Present each line of the entries below that holds the word "netwerken".

┄┄┄┄┄┄

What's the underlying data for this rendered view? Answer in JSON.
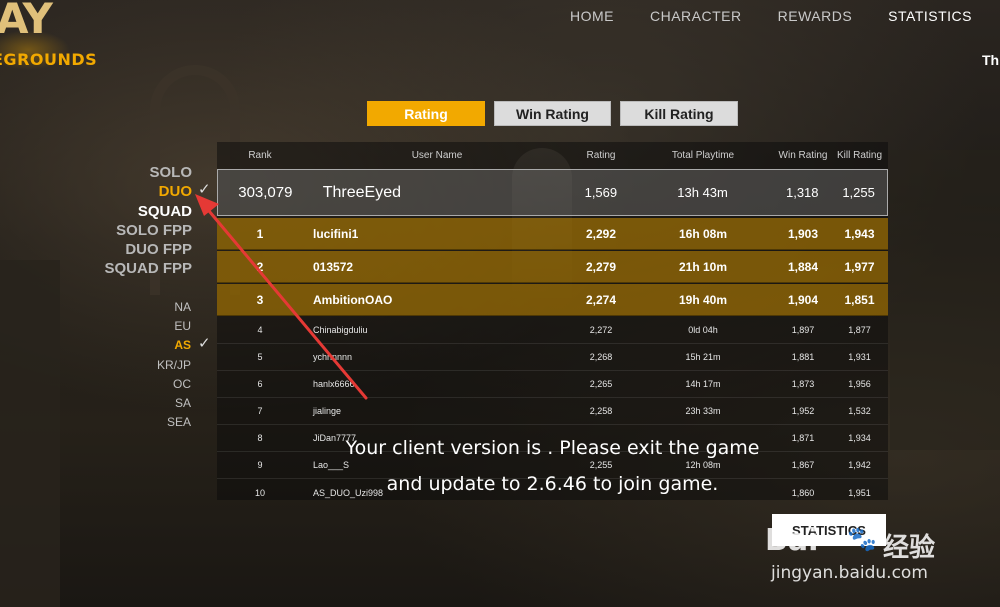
{
  "logo": {
    "big": "AY",
    "small": "EGROUNDS"
  },
  "nav": {
    "items": [
      "HOME",
      "CHARACTER",
      "REWARDS",
      "STATISTICS"
    ],
    "sub": "Th"
  },
  "tabs": [
    "Rating",
    "Win Rating",
    "Kill Rating"
  ],
  "modes": [
    "SOLO",
    "DUO",
    "SQUAD",
    "SOLO FPP",
    "DUO FPP",
    "SQUAD FPP"
  ],
  "regions": [
    "NA",
    "EU",
    "AS",
    "KR/JP",
    "OC",
    "SA",
    "SEA"
  ],
  "check_glyph": "✓",
  "table": {
    "headers": [
      "Rank",
      "User Name",
      "Rating",
      "Total Playtime",
      "Win Rating",
      "Kill Rating"
    ],
    "me": {
      "rank": "303,079",
      "user": "ThreeEyed",
      "rating": "1,569",
      "playtime": "13h 43m",
      "win": "1,318",
      "kill": "1,255"
    },
    "rows": [
      {
        "rank": "1",
        "user": "lucifini1",
        "rating": "2,292",
        "playtime": "16h 08m",
        "win": "1,903",
        "kill": "1,943"
      },
      {
        "rank": "2",
        "user": "013572",
        "rating": "2,279",
        "playtime": "21h 10m",
        "win": "1,884",
        "kill": "1,977"
      },
      {
        "rank": "3",
        "user": "AmbitionOAO",
        "rating": "2,274",
        "playtime": "19h 40m",
        "win": "1,904",
        "kill": "1,851"
      },
      {
        "rank": "4",
        "user": "Chinabigduliu",
        "rating": "2,272",
        "playtime": "0ld 04h",
        "win": "1,897",
        "kill": "1,877"
      },
      {
        "rank": "5",
        "user": "ychnnnnn",
        "rating": "2,268",
        "playtime": "15h 21m",
        "win": "1,881",
        "kill": "1,931"
      },
      {
        "rank": "6",
        "user": "hanlx6666",
        "rating": "2,265",
        "playtime": "14h 17m",
        "win": "1,873",
        "kill": "1,956"
      },
      {
        "rank": "7",
        "user": "jialinge",
        "rating": "2,258",
        "playtime": "23h 33m",
        "win": "1,952",
        "kill": "1,532"
      },
      {
        "rank": "8",
        "user": "JiDan7777",
        "rating": "",
        "playtime": "",
        "win": "1,871",
        "kill": "1,934"
      },
      {
        "rank": "9",
        "user": "Lao___S",
        "rating": "2,255",
        "playtime": "12h 08m",
        "win": "1,867",
        "kill": "1,942"
      },
      {
        "rank": "10",
        "user": "AS_DUO_Uzi998",
        "rating": "",
        "playtime": "",
        "win": "1,860",
        "kill": "1,951"
      }
    ]
  },
  "message": {
    "line1": "Your client version is . Please exit the game",
    "line2": "and update to 2.6.46 to join game."
  },
  "statistics_button": "STATISTICS",
  "watermark": {
    "logo": "Bai",
    "paw": "🐾",
    "cn": "经验",
    "url": "jingyan.baidu.com"
  },
  "colors": {
    "accent": "#f2a900",
    "annotation_arrow": "#e53935"
  }
}
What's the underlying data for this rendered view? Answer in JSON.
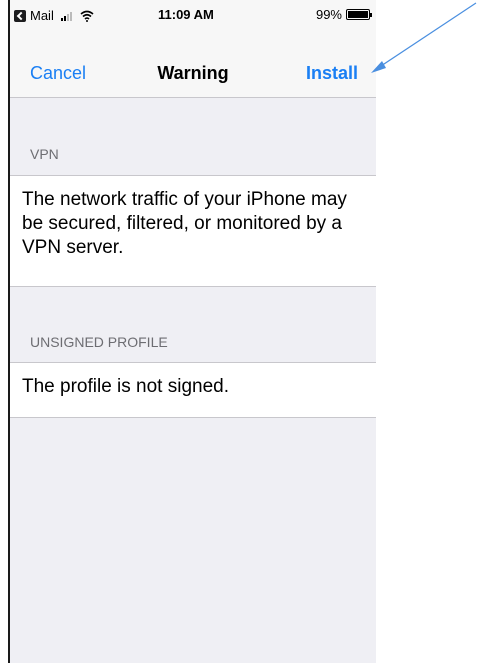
{
  "status_bar": {
    "back_app_label": "Mail",
    "time": "11:09 AM",
    "battery_percent": "99%",
    "battery_level": 0.99,
    "signal_bars_filled": 2,
    "signal_bars_total": 4,
    "icons": [
      "back-app-icon",
      "signal-icon",
      "wifi-icon",
      "battery-icon"
    ]
  },
  "nav": {
    "cancel_label": "Cancel",
    "title": "Warning",
    "install_label": "Install"
  },
  "sections": {
    "vpn": {
      "header": "VPN",
      "body": "The network traffic of your iPhone may be secured, filtered, or monitored by a VPN server."
    },
    "unsigned": {
      "header": "UNSIGNED PROFILE",
      "body": "The profile is not signed."
    }
  },
  "colors": {
    "accent": "#1a7ff4",
    "background": "#efeff4",
    "annotation_arrow": "#4a8fe0"
  }
}
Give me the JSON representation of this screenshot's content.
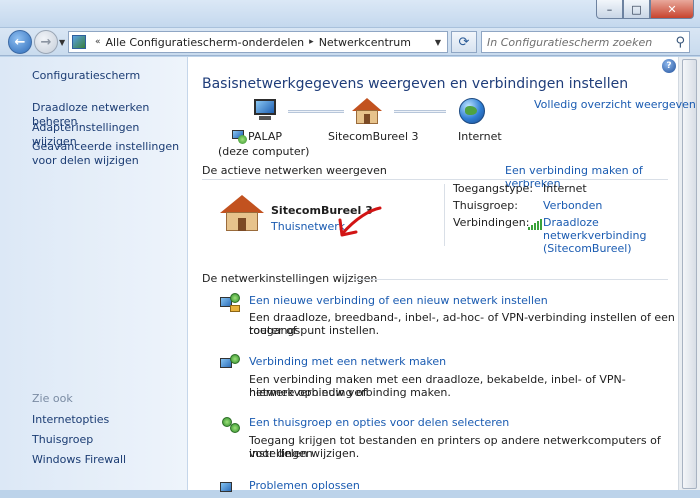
{
  "window": {
    "minimize": "–",
    "maximize": "□",
    "close": "✕"
  },
  "nav": {
    "breadcrumb_root": "Alle Configuratiescherm-onderdelen",
    "breadcrumb_current": "Netwerkcentrum",
    "search_placeholder": "In Configuratiescherm zoeken"
  },
  "sidebar": {
    "home": "Configuratiescherm",
    "items": [
      "Draadloze netwerken beheren",
      "Adapterinstellingen wijzigen",
      "Geavanceerde instellingen voor delen wijzigen"
    ],
    "see_also_label": "Zie ook",
    "see_also": [
      "Internetopties",
      "Thuisgroep",
      "Windows Firewall"
    ]
  },
  "main": {
    "title": "Basisnetwerkgegevens weergeven en verbindingen instellen",
    "full_overview": "Volledig overzicht weergeven",
    "map": {
      "pc_name": "PALAP",
      "pc_sub": "(deze computer)",
      "network": "SitecomBureel  3",
      "internet": "Internet"
    },
    "active": {
      "heading": "De actieve netwerken weergeven",
      "connect_link": "Een verbinding maken of verbreken",
      "network_name": "SitecomBureel 3",
      "network_type": "Thuisnetwerk",
      "access_type_label": "Toegangstype:",
      "access_type_value": "Internet",
      "homegroup_label": "Thuisgroep:",
      "homegroup_value": "Verbonden",
      "connections_label": "Verbindingen:",
      "connections_value_1": "Draadloze",
      "connections_value_2": "netwerkverbinding",
      "connections_value_3": "(SitecomBureel)"
    },
    "change": {
      "heading": "De netwerkinstellingen wijzigen",
      "tasks": [
        {
          "link": "Een nieuwe verbinding of een nieuw netwerk instellen",
          "desc1": "Een draadloze, breedband-, inbel-, ad-hoc- of VPN-verbinding instellen of een router of",
          "desc2": "toegangspunt instellen."
        },
        {
          "link": "Verbinding met een netwerk maken",
          "desc1": "Een verbinding maken met een draadloze, bekabelde, inbel- of VPN-netwerkverbinding of",
          "desc2": "hiermee opnieuw verbinding maken."
        },
        {
          "link": "Een thuisgroep en opties voor delen selecteren",
          "desc1": "Toegang krijgen tot bestanden en printers op andere netwerkcomputers of instellingen",
          "desc2": "voor delen wijzigen."
        },
        {
          "link": "Problemen oplossen"
        }
      ]
    }
  },
  "colors": {
    "link": "#1a5bb1",
    "annotation_arrow": "#d21414"
  },
  "icons": [
    "back-icon",
    "forward-icon",
    "refresh-icon",
    "search-icon",
    "help-icon",
    "computer-icon",
    "home-network-icon",
    "internet-globe-icon",
    "signal-icon"
  ]
}
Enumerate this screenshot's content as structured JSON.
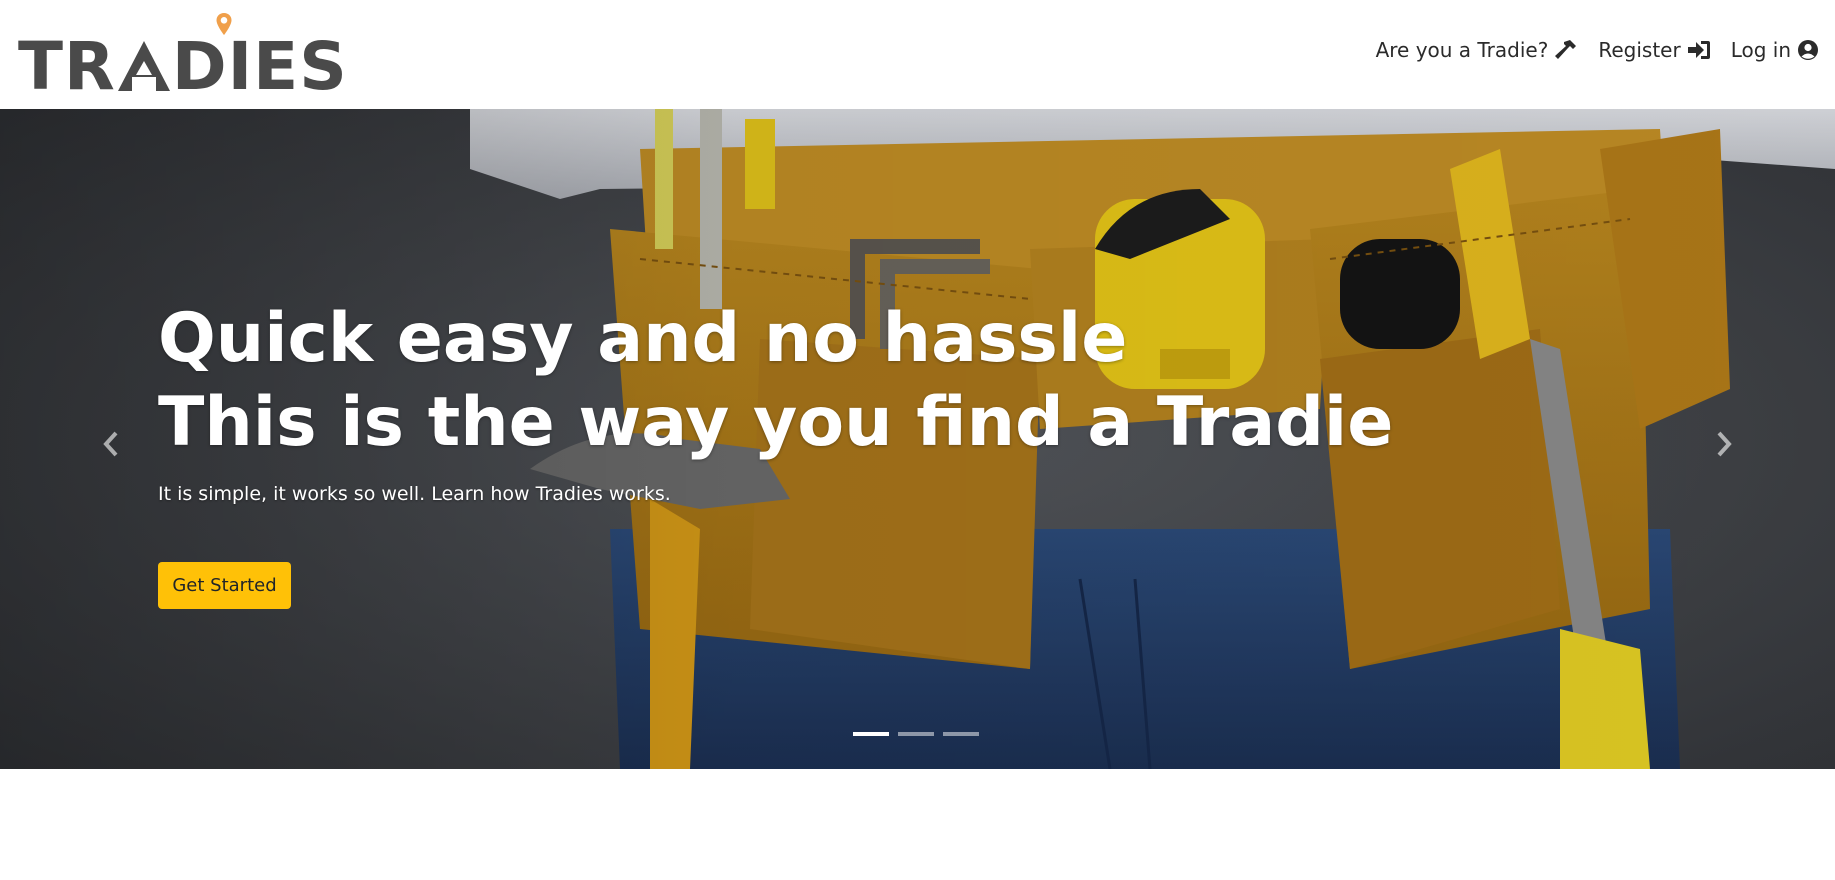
{
  "brand": {
    "name_left": "TR",
    "name_right": "DIES",
    "accent_color": "#f0a04b"
  },
  "nav": [
    {
      "label": "Are you a Tradie?",
      "icon": "hammer-icon"
    },
    {
      "label": "Register",
      "icon": "sign-in-icon"
    },
    {
      "label": "Log in",
      "icon": "user-circle-icon"
    }
  ],
  "hero": {
    "headline_line1": "Quick easy and no hassle",
    "headline_line2": "This is the way you find a Tradie",
    "subline": "It is simple, it works so well. Learn how Tradies works.",
    "cta_label": "Get Started",
    "cta_color": "#ffc107",
    "slide_count": 3,
    "active_slide": 1,
    "prev_icon": "chevron-left-icon",
    "next_icon": "chevron-right-icon"
  }
}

┄┄┄┄┄┄

The response:
      "Draadloze netwerken beheren",
      "heading": "De actieve netwerken weergeven",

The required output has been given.